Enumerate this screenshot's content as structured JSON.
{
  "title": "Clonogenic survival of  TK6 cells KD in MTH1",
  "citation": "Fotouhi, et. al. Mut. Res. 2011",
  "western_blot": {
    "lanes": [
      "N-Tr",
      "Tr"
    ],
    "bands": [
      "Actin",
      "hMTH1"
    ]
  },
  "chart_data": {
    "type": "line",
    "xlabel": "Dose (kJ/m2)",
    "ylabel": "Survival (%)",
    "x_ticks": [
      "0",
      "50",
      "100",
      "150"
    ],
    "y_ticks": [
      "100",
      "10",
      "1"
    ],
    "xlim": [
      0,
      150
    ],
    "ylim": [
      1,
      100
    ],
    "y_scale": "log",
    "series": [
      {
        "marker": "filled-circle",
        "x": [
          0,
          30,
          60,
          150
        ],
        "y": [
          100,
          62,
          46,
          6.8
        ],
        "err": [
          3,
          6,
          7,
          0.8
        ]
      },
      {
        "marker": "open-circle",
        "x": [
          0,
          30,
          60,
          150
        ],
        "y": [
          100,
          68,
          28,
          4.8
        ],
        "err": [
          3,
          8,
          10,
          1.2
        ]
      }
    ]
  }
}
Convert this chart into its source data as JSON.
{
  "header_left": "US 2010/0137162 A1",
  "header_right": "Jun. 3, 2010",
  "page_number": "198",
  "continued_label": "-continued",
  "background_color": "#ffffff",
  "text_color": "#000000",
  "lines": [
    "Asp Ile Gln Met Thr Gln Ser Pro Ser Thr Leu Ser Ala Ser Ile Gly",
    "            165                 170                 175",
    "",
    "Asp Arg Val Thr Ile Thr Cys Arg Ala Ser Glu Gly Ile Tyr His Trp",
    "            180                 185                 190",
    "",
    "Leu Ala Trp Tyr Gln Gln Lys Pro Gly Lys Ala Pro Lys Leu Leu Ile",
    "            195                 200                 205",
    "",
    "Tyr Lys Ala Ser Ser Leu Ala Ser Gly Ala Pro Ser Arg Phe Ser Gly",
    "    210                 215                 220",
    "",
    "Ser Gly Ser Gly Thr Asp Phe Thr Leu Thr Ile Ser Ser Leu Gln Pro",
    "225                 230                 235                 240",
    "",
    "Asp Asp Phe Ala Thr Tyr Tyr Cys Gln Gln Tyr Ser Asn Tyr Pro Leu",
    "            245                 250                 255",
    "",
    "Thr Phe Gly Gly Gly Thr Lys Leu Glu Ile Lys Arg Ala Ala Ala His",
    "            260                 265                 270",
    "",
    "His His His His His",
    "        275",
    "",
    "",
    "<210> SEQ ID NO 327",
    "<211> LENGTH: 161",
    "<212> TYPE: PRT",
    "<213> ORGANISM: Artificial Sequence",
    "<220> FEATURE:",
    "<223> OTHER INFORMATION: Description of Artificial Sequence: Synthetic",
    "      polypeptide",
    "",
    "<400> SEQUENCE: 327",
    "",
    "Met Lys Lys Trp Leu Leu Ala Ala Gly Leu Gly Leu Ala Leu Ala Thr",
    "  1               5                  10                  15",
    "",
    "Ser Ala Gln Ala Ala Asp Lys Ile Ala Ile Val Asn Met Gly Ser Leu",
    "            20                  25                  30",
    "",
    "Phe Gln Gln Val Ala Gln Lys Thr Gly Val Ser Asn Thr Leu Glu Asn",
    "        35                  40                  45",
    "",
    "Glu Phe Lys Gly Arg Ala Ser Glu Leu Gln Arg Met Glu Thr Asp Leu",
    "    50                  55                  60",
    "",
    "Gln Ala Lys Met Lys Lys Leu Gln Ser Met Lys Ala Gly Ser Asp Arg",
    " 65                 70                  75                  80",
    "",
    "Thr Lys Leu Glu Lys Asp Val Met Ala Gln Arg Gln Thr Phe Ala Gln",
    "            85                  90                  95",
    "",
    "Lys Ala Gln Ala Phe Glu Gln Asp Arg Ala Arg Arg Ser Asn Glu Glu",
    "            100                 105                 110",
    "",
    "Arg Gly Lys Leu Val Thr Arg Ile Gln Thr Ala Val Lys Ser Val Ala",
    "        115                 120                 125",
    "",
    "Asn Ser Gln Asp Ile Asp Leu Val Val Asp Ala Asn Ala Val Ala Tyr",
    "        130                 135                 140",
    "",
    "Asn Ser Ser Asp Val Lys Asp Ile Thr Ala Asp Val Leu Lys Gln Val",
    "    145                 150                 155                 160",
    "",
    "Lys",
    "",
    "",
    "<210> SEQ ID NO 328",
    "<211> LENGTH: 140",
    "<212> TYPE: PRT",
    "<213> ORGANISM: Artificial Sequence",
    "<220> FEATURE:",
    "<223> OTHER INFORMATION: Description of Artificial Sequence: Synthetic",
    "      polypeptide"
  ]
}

• • •

About this exercise :: Extract the whole listing, character for character.

Solution to this task ::
Enumerate this screenshot's content as structured JSON.
{
  "title": "Clonogenic survival of  TK6 cells KD in MTH1",
  "citation": "Fotouhi, et. al. Mut. Res. 2011",
  "western_blot": {
    "lanes": [
      "N-Tr",
      "Tr"
    ],
    "bands": [
      "Actin",
      "hMTH1"
    ]
  },
  "chart_data": {
    "type": "line",
    "xlabel": "Dose (kJ/m2)",
    "ylabel": "Survival (%)",
    "x_ticks": [
      "0",
      "50",
      "100",
      "150"
    ],
    "y_ticks": [
      "100",
      "10",
      "1"
    ],
    "xlim": [
      0,
      150
    ],
    "ylim": [
      1,
      100
    ],
    "y_scale": "log",
    "series": [
      {
        "marker": "filled-circle",
        "x": [
          0,
          30,
          60,
          150
        ],
        "y": [
          100,
          62,
          46,
          6.8
        ],
        "err": [
          3,
          6,
          7,
          0.8
        ]
      },
      {
        "marker": "open-circle",
        "x": [
          0,
          30,
          60,
          150
        ],
        "y": [
          100,
          68,
          28,
          4.8
        ],
        "err": [
          3,
          8,
          10,
          1.2
        ]
      }
    ]
  }
}
Convert this chart into its source data as JSON.
{
  "header_left": "US 2010/0137162 A1",
  "header_right": "Jun. 3, 2010",
  "page_number": "198",
  "continued_label": "-continued",
  "background_color": "#ffffff",
  "text_color": "#000000",
  "lines": [
    "Asp Ile Gln Met Thr Gln Ser Pro Ser Thr Leu Ser Ala Ser Ile Gly",
    "            165                 170                 175",
    "",
    "Asp Arg Val Thr Ile Thr Cys Arg Ala Ser Glu Gly Ile Tyr His Trp",
    "            180                 185                 190",
    "",
    "Leu Ala Trp Tyr Gln Gln Lys Pro Gly Lys Ala Pro Lys Leu Leu Ile",
    "            195                 200                 205",
    "",
    "Tyr Lys Ala Ser Ser Leu Ala Ser Gly Ala Pro Ser Arg Phe Ser Gly",
    "    210                 215                 220",
    "",
    "Ser Gly Ser Gly Thr Asp Phe Thr Leu Thr Ile Ser Ser Leu Gln Pro",
    "225                 230                 235                 240",
    "",
    "Asp Asp Phe Ala Thr Tyr Tyr Cys Gln Gln Tyr Ser Asn Tyr Pro Leu",
    "            245                 250                 255",
    "",
    "Thr Phe Gly Gly Gly Thr Lys Leu Glu Ile Lys Arg Ala Ala Ala His",
    "            260                 265                 270",
    "",
    "His His His His His",
    "        275",
    "",
    "",
    "<210> SEQ ID NO 327",
    "<211> LENGTH: 161",
    "<212> TYPE: PRT",
    "<213> ORGANISM: Artificial Sequence",
    "<220> FEATURE:",
    "<223> OTHER INFORMATION: Description of Artificial Sequence: Synthetic",
    "      polypeptide",
    "",
    "<400> SEQUENCE: 327",
    "",
    "Met Lys Lys Trp Leu Leu Ala Ala Gly Leu Gly Leu Ala Leu Ala Thr",
    "  1               5                  10                  15",
    "",
    "Ser Ala Gln Ala Ala Asp Lys Ile Ala Ile Val Asn Met Gly Ser Leu",
    "            20                  25                  30",
    "",
    "Phe Gln Gln Val Ala Gln Lys Thr Gly Val Ser Asn Thr Leu Glu Asn",
    "        35                  40                  45",
    "",
    "Glu Phe Lys Gly Arg Ala Ser Glu Leu Gln Arg Met Glu Thr Asp Leu",
    "    50                  55                  60",
    "",
    "Gln Ala Lys Met Lys Lys Leu Gln Ser Met Lys Ala Gly Ser Asp Arg",
    " 65                 70                  75                  80",
    "",
    "Thr Lys Leu Glu Lys Asp Val Met Ala Gln Arg Gln Thr Phe Ala Gln",
    "            85                  90                  95",
    "",
    "Lys Ala Gln Ala Phe Glu Gln Asp Arg Ala Arg Arg Ser Asn Glu Glu",
    "            100                 105                 110",
    "",
    "Arg Gly Lys Leu Val Thr Arg Ile Gln Thr Ala Val Lys Ser Val Ala",
    "        115                 120                 125",
    "",
    "Asn Ser Gln Asp Ile Asp Leu Val Val Asp Ala Asn Ala Val Ala Tyr",
    "        130                 135                 140",
    "",
    "Asn Ser Ser Asp Val Lys Asp Ile Thr Ala Asp Val Leu Lys Gln Val",
    "    145                 150                 155                 160",
    "",
    "Lys",
    "",
    "",
    "<210> SEQ ID NO 328",
    "<211> LENGTH: 140",
    "<212> TYPE: PRT",
    "<213> ORGANISM: Artificial Sequence",
    "<220> FEATURE:",
    "<223> OTHER INFORMATION: Description of Artificial Sequence: Synthetic",
    "      polypeptide"
  ]
}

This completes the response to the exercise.